**Extract to read**
Wednesday, September 21, 2011

The Prisoner of Happy Hansel – M. B. Paxton


I found this book on the curiosities shelf of an Age Concern shop in Leicester and had to buy it. Happy Hansel (meaning happy gift just-so-you-know) was the name of my primary school. ‘The Prisoner of Happy Hansel – A tale of Smuggling Days’ sounds promising doesn’t it? A quick look confirmed a Shetland connection, and really who more appropriate could have picked up this book...

It was part of something called the ‘Excelsior Library’ or select stories by authors of repute and looking at the officers and agents was available throughout the empire and America. I can’t find when it was written and the book itself is unhelpful in that respect but the overall feeling is late Victorian. By authors of repute the Excelsior Library means evangelically Christian and I have to say this was a truly terrible book by any standard I can think to measure it against, even an idea of Christian self sacrifice.

14 year old Maidie is sent to live with her Aunt Rachel and Uncle Occo on their Shetland estate whilst brother Jack heads of to Jamaica to try and sell some land to restore the family fortune and buy back the home they lost. After a few weeks of not being allowed to read Tennyson and being expected to be clean and tidy Maidie has a fight with her aunt and runs off to sulk in peace. She falls asleep in a handy fishing boat waking some hours later to find herself at sea with a group of smugglers, tenants of her uncle who has suspicions of their activities. When they find her she’s handed over to a saintly old grandmother and devout young fisher boy to be taken care of.

**Data provided**
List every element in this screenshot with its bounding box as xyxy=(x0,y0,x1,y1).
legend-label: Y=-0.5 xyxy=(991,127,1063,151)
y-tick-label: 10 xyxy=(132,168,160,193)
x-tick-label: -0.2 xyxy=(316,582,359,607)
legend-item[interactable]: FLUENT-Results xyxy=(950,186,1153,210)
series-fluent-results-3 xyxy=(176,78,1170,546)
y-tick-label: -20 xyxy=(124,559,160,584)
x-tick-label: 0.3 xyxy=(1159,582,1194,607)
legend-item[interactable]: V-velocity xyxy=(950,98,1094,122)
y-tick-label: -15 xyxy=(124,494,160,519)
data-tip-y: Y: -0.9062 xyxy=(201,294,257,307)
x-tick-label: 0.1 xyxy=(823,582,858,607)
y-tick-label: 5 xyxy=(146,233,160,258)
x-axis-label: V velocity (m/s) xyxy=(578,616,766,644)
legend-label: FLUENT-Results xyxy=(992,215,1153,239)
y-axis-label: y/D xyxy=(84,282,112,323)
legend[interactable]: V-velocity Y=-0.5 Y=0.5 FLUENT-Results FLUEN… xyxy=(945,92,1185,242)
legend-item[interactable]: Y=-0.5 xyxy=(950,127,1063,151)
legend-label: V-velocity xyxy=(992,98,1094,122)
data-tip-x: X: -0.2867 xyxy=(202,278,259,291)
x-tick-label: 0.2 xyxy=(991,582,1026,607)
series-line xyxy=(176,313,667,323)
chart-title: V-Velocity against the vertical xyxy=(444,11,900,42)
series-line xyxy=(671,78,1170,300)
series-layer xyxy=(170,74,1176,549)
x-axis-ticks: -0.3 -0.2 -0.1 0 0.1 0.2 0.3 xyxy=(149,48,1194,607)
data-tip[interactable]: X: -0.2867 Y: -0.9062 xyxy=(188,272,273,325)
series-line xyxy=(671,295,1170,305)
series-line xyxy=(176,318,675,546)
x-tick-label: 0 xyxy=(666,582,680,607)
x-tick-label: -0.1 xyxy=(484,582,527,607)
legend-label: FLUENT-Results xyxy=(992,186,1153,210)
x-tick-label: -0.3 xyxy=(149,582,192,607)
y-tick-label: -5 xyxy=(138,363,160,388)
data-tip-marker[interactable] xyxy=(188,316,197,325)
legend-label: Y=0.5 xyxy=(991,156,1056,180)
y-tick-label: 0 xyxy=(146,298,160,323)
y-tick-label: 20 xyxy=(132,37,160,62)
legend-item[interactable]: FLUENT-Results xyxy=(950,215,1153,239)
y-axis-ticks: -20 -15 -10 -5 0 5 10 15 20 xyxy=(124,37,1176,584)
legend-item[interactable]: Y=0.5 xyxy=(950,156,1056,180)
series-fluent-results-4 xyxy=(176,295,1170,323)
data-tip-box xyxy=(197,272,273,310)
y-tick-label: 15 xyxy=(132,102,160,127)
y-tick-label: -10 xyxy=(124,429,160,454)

**Problems to solve**
1. Reproduce every one of the entries for the velocity chart word for word, from the first line to the last.
2. Continue the review of The Prisoner of Happy Hansel, starting right after its final sentence.

**Answers for the tasks**
1.
List every element in this screenshot with its bounding box as xyxy=(x0,y0,x1,y1).
legend-label: Y=-0.5 xyxy=(991,127,1063,151)
y-tick-label: 10 xyxy=(132,168,160,193)
x-tick-label: -0.2 xyxy=(316,582,359,607)
legend-item[interactable]: FLUENT-Results xyxy=(950,186,1153,210)
series-fluent-results-3 xyxy=(176,78,1170,546)
y-tick-label: -20 xyxy=(124,559,160,584)
x-tick-label: 0.3 xyxy=(1159,582,1194,607)
legend-item[interactable]: V-velocity xyxy=(950,98,1094,122)
y-tick-label: -15 xyxy=(124,494,160,519)
data-tip-y: Y: -0.9062 xyxy=(201,294,257,307)
x-tick-label: 0.1 xyxy=(823,582,858,607)
y-tick-label: 5 xyxy=(146,233,160,258)
x-axis-label: V velocity (m/s) xyxy=(578,616,766,644)
legend-label: FLUENT-Results xyxy=(992,215,1153,239)
y-axis-label: y/D xyxy=(84,282,112,323)
legend[interactable]: V-velocity Y=-0.5 Y=0.5 FLUENT-Results FLUEN… xyxy=(945,92,1185,242)
legend-item[interactable]: Y=-0.5 xyxy=(950,127,1063,151)
legend-label: V-velocity xyxy=(992,98,1094,122)
data-tip-x: X: -0.2867 xyxy=(202,278,259,291)
x-tick-label: 0.2 xyxy=(991,582,1026,607)
series-line xyxy=(176,313,667,323)
chart-title: V-Velocity against the vertical xyxy=(444,11,900,42)
series-line xyxy=(671,78,1170,300)
series-layer xyxy=(170,74,1176,549)
x-axis-ticks: -0.3 -0.2 -0.1 0 0.1 0.2 0.3 xyxy=(149,48,1194,607)
data-tip[interactable]: X: -0.2867 Y: -0.9062 xyxy=(188,272,273,325)
series-line xyxy=(671,295,1170,305)
series-line xyxy=(176,318,675,546)
x-tick-label: 0 xyxy=(666,582,680,607)
x-tick-label: -0.1 xyxy=(484,582,527,607)
legend-label: FLUENT-Results xyxy=(992,186,1153,210)
x-tick-label: -0.3 xyxy=(149,582,192,607)
y-tick-label: -5 xyxy=(138,363,160,388)
data-tip-marker[interactable] xyxy=(188,316,197,325)
legend-label: Y=0.5 xyxy=(991,156,1056,180)
y-tick-label: 0 xyxy=(146,298,160,323)
y-tick-label: 20 xyxy=(132,37,160,62)
legend-item[interactable]: FLUENT-Results xyxy=(950,215,1153,239)
y-axis-ticks: -20 -15 -10 -5 0 5 10 15 20 xyxy=(124,37,1176,584)
legend-item[interactable]: Y=0.5 xyxy=(950,156,1056,180)
series-fluent-results-4 xyxy=(176,295,1170,323)
data-tip-box xyxy=(197,272,273,310)
y-tick-label: 15 xyxy=(132,102,160,127)
y-tick-label: -10 xyxy=(124,429,160,454)

2.
She stays with them for 10 months whilst her uncle and aunt assume she’s been drowned - this despite still being on the family estate and not really being a prisoner at all (this might be possible to imagine in the wilds of Canada or Australia, but I hope British children where less credulous). By and by Maidie learns to think of others, help around the croft, and to share Haco and his grandmother’s love of Jesus. The old lady’s faith was born of losing 7 sons and a husband to the sea in 6 months – the son she has left is the unsatisfactory smuggler Daniel.

The climax of the action comes with a storm and a wrecked ship. Maidie, Haco, and another young fisherman, Jarum, that Haco has managed to dissuade from his former smuggling ways set off to try and rescue some of the crew before the ship is totally broken up on the rocks. They manage to save a sailor and a gentleman (who turns out to be brother Jack returning to Shetland despite presumably being told that his sister had died and having no particular business there) and are just about to attempt to get back to shore when they realise that a child is still on board.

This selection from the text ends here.